_WHAT IS BEING ASKED_
Set down every record once more, exactly as given.
● ● ● ●
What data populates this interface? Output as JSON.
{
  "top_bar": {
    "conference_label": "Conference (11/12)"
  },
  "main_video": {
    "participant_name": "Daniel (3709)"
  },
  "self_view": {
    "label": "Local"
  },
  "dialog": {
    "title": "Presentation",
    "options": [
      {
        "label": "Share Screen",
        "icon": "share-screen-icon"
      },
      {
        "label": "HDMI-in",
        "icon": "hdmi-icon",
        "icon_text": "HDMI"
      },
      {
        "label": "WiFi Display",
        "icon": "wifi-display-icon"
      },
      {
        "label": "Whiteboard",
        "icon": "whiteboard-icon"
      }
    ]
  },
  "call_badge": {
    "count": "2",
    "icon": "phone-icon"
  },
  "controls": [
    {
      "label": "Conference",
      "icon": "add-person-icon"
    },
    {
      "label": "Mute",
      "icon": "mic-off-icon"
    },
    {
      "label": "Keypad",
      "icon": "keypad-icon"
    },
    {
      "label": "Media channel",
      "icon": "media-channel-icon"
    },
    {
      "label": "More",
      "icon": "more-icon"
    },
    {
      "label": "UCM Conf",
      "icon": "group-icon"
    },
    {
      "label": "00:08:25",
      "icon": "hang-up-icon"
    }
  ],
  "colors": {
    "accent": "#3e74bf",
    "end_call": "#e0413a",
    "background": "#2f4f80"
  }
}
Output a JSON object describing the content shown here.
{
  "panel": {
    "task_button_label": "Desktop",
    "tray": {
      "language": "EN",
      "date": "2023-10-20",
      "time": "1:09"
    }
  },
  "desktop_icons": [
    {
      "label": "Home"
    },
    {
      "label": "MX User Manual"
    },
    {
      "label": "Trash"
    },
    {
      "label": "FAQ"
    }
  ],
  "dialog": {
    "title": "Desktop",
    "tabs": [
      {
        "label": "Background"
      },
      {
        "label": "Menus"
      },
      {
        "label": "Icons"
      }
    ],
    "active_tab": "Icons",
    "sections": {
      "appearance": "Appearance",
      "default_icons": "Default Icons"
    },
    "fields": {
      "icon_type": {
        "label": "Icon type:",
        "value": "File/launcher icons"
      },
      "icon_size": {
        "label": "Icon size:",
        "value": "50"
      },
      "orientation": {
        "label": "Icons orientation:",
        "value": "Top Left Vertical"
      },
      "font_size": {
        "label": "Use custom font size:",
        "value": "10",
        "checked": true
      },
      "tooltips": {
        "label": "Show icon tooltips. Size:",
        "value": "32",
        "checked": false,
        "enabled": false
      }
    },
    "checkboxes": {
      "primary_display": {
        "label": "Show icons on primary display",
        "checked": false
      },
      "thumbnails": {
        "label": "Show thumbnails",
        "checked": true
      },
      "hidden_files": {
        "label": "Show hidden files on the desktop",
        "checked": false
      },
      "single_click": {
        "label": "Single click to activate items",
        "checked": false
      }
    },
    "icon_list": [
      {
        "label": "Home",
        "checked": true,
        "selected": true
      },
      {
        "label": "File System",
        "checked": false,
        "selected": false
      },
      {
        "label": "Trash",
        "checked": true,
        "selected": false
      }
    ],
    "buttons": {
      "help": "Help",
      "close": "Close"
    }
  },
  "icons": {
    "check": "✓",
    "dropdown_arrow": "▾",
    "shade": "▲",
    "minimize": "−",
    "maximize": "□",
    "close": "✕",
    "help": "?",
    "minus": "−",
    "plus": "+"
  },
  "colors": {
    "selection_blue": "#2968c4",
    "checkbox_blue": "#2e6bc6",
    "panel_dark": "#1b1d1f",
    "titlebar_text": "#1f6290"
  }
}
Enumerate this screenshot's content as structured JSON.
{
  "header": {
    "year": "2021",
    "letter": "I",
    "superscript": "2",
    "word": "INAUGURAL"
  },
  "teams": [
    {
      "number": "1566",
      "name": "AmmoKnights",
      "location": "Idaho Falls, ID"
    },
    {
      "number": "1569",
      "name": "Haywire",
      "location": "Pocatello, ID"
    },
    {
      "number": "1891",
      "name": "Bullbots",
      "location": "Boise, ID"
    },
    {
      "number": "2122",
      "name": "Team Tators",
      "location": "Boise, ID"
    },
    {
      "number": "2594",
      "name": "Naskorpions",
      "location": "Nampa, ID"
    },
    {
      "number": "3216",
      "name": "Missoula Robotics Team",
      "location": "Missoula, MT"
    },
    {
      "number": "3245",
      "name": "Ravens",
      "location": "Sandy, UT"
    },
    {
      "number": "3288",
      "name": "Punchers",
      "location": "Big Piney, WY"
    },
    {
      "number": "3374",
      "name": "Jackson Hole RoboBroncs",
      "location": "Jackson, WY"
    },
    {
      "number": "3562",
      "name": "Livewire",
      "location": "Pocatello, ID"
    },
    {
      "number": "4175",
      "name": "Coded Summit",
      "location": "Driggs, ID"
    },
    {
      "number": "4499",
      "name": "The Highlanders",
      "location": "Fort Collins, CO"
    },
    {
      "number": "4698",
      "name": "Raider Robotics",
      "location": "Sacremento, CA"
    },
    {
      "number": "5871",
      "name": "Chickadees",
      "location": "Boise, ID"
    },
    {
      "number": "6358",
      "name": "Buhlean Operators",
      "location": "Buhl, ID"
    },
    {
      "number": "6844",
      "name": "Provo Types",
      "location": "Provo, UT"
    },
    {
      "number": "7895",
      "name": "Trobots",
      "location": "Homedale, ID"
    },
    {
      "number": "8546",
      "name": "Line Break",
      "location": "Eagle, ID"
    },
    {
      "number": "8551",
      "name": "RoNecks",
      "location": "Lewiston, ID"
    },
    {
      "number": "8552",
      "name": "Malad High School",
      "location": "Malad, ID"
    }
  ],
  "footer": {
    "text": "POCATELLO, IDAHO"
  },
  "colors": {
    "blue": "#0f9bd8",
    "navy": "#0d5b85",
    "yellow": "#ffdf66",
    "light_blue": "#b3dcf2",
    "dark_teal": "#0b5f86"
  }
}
● ● ● ●
_COMPLETE ANSWER_
What data populates this interface? Output as JSON.
{
  "top_bar": {
    "conference_label": "Conference (11/12)"
  },
  "main_video": {
    "participant_name": "Daniel (3709)"
  },
  "self_view": {
    "label": "Local"
  },
  "dialog": {
    "title": "Presentation",
    "options": [
      {
        "label": "Share Screen",
        "icon": "share-screen-icon"
      },
      {
        "label": "HDMI-in",
        "icon": "hdmi-icon",
        "icon_text": "HDMI"
      },
      {
        "label": "WiFi Display",
        "icon": "wifi-display-icon"
      },
      {
        "label": "Whiteboard",
        "icon": "whiteboard-icon"
      }
    ]
  },
  "call_badge": {
    "count": "2",
    "icon": "phone-icon"
  },
  "controls": [
    {
      "label": "Conference",
      "icon": "add-person-icon"
    },
    {
      "label": "Mute",
      "icon": "mic-off-icon"
    },
    {
      "label": "Keypad",
      "icon": "keypad-icon"
    },
    {
      "label": "Media channel",
      "icon": "media-channel-icon"
    },
    {
      "label": "More",
      "icon": "more-icon"
    },
    {
      "label": "UCM Conf",
      "icon": "group-icon"
    },
    {
      "label": "00:08:25",
      "icon": "hang-up-icon"
    }
  ],
  "colors": {
    "accent": "#3e74bf",
    "end_call": "#e0413a",
    "background": "#2f4f80"
  }
}
Output a JSON object describing the content shown here.
{
  "panel": {
    "task_button_label": "Desktop",
    "tray": {
      "language": "EN",
      "date": "2023-10-20",
      "time": "1:09"
    }
  },
  "desktop_icons": [
    {
      "label": "Home"
    },
    {
      "label": "MX User Manual"
    },
    {
      "label": "Trash"
    },
    {
      "label": "FAQ"
    }
  ],
  "dialog": {
    "title": "Desktop",
    "tabs": [
      {
        "label": "Background"
      },
      {
        "label": "Menus"
      },
      {
        "label": "Icons"
      }
    ],
    "active_tab": "Icons",
    "sections": {
      "appearance": "Appearance",
      "default_icons": "Default Icons"
    },
    "fields": {
      "icon_type": {
        "label": "Icon type:",
        "value": "File/launcher icons"
      },
      "icon_size": {
        "label": "Icon size:",
        "value": "50"
      },
      "orientation": {
        "label": "Icons orientation:",
        "value": "Top Left Vertical"
      },
      "font_size": {
        "label": "Use custom font size:",
        "value": "10",
        "checked": true
      },
      "tooltips": {
        "label": "Show icon tooltips. Size:",
        "value": "32",
        "checked": false,
        "enabled": false
      }
    },
    "checkboxes": {
      "primary_display": {
        "label": "Show icons on primary display",
        "checked": false
      },
      "thumbnails": {
        "label": "Show thumbnails",
        "checked": true
      },
      "hidden_files": {
        "label": "Show hidden files on the desktop",
        "checked": false
      },
      "single_click": {
        "label": "Single click to activate items",
        "checked": false
      }
    },
    "icon_list": [
      {
        "label": "Home",
        "checked": true,
        "selected": true
      },
      {
        "label": "File System",
        "checked": false,
        "selected": false
      },
      {
        "label": "Trash",
        "checked": true,
        "selected": false
      }
    ],
    "buttons": {
      "help": "Help",
      "close": "Close"
    }
  },
  "icons": {
    "check": "✓",
    "dropdown_arrow": "▾",
    "shade": "▲",
    "minimize": "−",
    "maximize": "□",
    "close": "✕",
    "help": "?",
    "minus": "−",
    "plus": "+"
  },
  "colors": {
    "selection_blue": "#2968c4",
    "checkbox_blue": "#2e6bc6",
    "panel_dark": "#1b1d1f",
    "titlebar_text": "#1f6290"
  }
}
Enumerate this screenshot's content as structured JSON.
{
  "header": {
    "year": "2021",
    "letter": "I",
    "superscript": "2",
    "word": "INAUGURAL"
  },
  "teams": [
    {
      "number": "1566",
      "name": "AmmoKnights",
      "location": "Idaho Falls, ID"
    },
    {
      "number": "1569",
      "name": "Haywire",
      "location": "Pocatello, ID"
    },
    {
      "number": "1891",
      "name": "Bullbots",
      "location": "Boise, ID"
    },
    {
      "number": "2122",
      "name": "Team Tators",
      "location": "Boise, ID"
    },
    {
      "number": "2594",
      "name": "Naskorpions",
      "location": "Nampa, ID"
    },
    {
      "number": "3216",
      "name": "Missoula Robotics Team",
      "location": "Missoula, MT"
    },
    {
      "number": "3245",
      "name": "Ravens",
      "location": "Sandy, UT"
    },
    {
      "number": "3288",
      "name": "Punchers",
      "location": "Big Piney, WY"
    },
    {
      "number": "3374",
      "name": "Jackson Hole RoboBroncs",
      "location": "Jackson, WY"
    },
    {
      "number": "3562",
      "name": "Livewire",
      "location": "Pocatello, ID"
    },
    {
      "number": "4175",
      "name": "Coded Summit",
      "location": "Driggs, ID"
    },
    {
      "number": "4499",
      "name": "The Highlanders",
      "location": "Fort Collins, CO"
    },
    {
      "number": "4698",
      "name": "Raider Robotics",
      "location": "Sacremento, CA"
    },
    {
      "number": "5871",
      "name": "Chickadees",
      "location": "Boise, ID"
    },
    {
      "number": "6358",
      "name": "Buhlean Operators",
      "location": "Buhl, ID"
    },
    {
      "number": "6844",
      "name": "Provo Types",
      "location": "Provo, UT"
    },
    {
      "number": "7895",
      "name": "Trobots",
      "location": "Homedale, ID"
    },
    {
      "number": "8546",
      "name": "Line Break",
      "location": "Eagle, ID"
    },
    {
      "number": "8551",
      "name": "RoNecks",
      "location": "Lewiston, ID"
    },
    {
      "number": "8552",
      "name": "Malad High School",
      "location": "Malad, ID"
    }
  ],
  "footer": {
    "text": "POCATELLO, IDAHO"
  },
  "colors": {
    "blue": "#0f9bd8",
    "navy": "#0d5b85",
    "yellow": "#ffdf66",
    "light_blue": "#b3dcf2",
    "dark_teal": "#0b5f86"
  }
}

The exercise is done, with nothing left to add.